>> Start Extracted entries

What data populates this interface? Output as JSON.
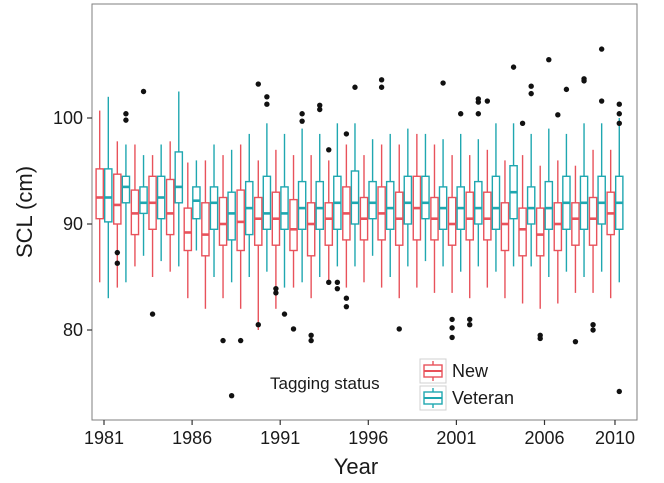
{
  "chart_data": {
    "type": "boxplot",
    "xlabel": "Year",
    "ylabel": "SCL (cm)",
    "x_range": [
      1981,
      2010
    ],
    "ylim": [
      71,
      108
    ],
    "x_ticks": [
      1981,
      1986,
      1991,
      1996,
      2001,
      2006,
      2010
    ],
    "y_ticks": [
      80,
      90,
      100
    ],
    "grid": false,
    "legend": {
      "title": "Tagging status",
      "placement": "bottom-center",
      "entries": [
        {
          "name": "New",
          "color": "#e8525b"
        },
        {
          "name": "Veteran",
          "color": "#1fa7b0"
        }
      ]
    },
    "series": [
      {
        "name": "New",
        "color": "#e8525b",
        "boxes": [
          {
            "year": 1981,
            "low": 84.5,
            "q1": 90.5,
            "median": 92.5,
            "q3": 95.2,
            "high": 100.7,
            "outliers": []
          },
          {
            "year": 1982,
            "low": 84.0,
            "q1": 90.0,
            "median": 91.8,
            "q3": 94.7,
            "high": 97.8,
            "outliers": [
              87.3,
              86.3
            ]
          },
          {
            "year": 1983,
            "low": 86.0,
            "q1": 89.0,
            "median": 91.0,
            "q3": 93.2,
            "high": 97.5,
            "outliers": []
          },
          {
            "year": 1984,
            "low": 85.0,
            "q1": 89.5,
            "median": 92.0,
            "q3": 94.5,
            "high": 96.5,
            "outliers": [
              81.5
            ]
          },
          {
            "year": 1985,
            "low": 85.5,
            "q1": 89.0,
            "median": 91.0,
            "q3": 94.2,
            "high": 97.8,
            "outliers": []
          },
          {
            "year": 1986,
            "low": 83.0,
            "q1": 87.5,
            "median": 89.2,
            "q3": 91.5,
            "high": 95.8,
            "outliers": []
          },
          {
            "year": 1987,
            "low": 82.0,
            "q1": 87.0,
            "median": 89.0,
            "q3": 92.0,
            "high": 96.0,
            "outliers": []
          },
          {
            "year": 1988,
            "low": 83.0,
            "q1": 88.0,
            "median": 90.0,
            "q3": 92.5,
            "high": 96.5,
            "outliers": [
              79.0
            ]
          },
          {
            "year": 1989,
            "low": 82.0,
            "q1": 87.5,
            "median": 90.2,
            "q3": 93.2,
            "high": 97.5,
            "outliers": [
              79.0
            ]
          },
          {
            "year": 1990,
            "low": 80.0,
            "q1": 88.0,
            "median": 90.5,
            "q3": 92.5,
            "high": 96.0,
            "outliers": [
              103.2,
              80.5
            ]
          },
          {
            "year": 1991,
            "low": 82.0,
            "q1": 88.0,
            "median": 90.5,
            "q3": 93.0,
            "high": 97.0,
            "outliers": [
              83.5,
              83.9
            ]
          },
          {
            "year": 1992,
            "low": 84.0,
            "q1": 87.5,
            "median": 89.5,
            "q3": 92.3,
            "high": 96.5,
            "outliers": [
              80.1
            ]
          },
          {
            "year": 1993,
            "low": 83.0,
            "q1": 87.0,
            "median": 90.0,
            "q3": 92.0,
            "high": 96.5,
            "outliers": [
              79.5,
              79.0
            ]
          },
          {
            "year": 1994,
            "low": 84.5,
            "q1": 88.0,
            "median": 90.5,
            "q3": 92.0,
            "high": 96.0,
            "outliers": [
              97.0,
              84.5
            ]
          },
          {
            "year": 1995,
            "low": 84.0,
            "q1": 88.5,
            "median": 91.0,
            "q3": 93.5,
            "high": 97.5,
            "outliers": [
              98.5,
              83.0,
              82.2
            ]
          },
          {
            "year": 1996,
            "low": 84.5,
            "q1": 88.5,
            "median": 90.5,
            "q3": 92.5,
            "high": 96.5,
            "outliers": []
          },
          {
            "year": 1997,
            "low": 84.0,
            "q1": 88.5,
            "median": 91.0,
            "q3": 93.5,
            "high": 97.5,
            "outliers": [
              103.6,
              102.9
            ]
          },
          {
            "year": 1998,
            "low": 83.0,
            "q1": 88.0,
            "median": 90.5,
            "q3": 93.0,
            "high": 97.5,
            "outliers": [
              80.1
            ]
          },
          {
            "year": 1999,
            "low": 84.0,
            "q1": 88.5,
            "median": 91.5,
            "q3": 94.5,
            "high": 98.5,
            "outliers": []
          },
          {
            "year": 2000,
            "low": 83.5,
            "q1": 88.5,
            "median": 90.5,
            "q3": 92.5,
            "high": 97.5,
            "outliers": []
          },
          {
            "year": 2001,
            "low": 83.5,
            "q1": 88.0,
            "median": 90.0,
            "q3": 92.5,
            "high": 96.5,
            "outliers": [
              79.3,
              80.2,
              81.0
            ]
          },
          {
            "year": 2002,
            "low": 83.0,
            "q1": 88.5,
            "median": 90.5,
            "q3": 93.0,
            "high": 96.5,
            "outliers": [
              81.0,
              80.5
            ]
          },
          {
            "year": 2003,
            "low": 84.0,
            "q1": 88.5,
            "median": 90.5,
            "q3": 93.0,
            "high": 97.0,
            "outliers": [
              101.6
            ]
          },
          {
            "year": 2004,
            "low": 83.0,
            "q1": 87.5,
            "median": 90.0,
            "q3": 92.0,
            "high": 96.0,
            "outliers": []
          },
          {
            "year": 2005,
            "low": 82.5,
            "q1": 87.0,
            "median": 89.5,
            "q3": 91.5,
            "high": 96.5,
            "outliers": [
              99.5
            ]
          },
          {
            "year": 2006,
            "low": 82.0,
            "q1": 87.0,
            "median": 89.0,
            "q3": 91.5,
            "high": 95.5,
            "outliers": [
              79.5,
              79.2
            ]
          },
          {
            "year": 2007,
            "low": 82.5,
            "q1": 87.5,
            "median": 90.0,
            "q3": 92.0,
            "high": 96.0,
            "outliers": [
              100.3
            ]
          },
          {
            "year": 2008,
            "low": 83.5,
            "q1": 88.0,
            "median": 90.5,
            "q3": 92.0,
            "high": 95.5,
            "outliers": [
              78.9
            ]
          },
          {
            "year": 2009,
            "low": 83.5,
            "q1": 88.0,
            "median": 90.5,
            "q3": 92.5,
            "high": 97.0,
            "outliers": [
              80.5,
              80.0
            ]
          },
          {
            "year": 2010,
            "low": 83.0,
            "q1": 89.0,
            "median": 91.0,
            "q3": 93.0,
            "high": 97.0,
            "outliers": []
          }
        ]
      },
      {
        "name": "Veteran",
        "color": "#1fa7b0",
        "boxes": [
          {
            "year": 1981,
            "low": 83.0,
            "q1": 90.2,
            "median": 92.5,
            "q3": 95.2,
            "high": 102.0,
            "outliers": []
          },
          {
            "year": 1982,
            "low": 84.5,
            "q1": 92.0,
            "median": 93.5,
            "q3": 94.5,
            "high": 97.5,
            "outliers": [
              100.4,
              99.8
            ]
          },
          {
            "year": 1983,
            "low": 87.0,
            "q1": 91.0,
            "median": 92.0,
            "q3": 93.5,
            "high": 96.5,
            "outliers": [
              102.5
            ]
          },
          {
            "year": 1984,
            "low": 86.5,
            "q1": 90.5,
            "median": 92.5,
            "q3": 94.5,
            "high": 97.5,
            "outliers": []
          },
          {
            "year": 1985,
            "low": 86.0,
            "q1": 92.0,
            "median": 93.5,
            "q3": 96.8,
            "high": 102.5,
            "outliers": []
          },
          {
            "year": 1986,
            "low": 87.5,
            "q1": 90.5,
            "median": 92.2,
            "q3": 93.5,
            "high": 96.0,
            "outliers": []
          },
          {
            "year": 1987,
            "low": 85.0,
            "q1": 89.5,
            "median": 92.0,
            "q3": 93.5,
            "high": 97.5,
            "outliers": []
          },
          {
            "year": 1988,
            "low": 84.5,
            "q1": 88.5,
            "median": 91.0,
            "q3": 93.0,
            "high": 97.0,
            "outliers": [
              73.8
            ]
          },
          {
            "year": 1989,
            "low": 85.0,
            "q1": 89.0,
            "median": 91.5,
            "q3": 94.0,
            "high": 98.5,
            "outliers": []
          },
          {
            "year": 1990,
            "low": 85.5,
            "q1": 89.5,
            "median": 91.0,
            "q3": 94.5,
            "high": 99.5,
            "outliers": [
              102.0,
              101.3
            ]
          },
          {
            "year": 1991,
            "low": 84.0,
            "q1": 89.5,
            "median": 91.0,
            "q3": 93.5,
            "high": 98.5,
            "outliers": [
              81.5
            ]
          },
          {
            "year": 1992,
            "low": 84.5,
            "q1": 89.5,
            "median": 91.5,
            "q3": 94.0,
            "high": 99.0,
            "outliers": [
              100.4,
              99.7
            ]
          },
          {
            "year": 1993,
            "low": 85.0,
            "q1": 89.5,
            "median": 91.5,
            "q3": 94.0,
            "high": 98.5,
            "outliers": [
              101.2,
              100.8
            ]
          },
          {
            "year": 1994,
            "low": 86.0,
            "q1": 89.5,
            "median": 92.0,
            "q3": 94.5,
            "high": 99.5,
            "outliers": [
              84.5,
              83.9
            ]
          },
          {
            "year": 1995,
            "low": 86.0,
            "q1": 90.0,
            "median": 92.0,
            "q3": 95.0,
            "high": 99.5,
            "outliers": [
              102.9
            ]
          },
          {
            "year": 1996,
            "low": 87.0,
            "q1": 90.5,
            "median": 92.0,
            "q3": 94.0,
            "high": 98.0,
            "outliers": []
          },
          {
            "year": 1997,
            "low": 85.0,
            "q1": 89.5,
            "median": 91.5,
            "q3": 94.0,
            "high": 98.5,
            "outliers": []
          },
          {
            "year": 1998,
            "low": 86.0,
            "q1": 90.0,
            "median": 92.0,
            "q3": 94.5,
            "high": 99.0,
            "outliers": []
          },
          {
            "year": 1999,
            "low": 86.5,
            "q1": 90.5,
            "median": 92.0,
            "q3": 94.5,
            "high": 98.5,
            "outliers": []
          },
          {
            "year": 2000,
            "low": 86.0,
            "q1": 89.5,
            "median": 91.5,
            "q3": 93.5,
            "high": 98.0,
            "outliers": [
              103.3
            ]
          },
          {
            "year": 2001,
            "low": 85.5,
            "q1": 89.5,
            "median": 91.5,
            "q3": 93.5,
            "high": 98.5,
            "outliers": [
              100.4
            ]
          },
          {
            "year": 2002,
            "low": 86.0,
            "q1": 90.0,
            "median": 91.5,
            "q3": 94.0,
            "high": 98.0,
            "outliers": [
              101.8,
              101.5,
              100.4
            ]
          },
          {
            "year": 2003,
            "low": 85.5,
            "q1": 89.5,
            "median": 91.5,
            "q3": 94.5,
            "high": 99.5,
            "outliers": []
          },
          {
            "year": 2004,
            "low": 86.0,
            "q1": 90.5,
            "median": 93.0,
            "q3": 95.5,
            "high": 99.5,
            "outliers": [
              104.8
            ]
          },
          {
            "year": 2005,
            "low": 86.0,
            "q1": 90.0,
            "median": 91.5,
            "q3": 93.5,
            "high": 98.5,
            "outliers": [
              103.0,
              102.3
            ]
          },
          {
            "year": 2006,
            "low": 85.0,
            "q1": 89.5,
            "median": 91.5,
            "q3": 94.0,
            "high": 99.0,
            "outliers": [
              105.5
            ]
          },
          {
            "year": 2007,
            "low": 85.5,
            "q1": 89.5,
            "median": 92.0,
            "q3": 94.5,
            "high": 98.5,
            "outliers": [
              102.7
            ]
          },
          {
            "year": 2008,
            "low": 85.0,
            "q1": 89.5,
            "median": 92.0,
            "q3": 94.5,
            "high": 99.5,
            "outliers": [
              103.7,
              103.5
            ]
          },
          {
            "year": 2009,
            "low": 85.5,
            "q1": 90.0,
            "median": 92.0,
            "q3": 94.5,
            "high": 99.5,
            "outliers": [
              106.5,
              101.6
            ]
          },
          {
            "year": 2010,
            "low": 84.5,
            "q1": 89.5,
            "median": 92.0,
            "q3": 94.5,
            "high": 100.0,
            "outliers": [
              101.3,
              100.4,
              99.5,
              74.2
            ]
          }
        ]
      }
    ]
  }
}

>> End Extracted entries

The problem: Report only the number of lines that hold the string "color" in this listing.

Answer for this exercise: 4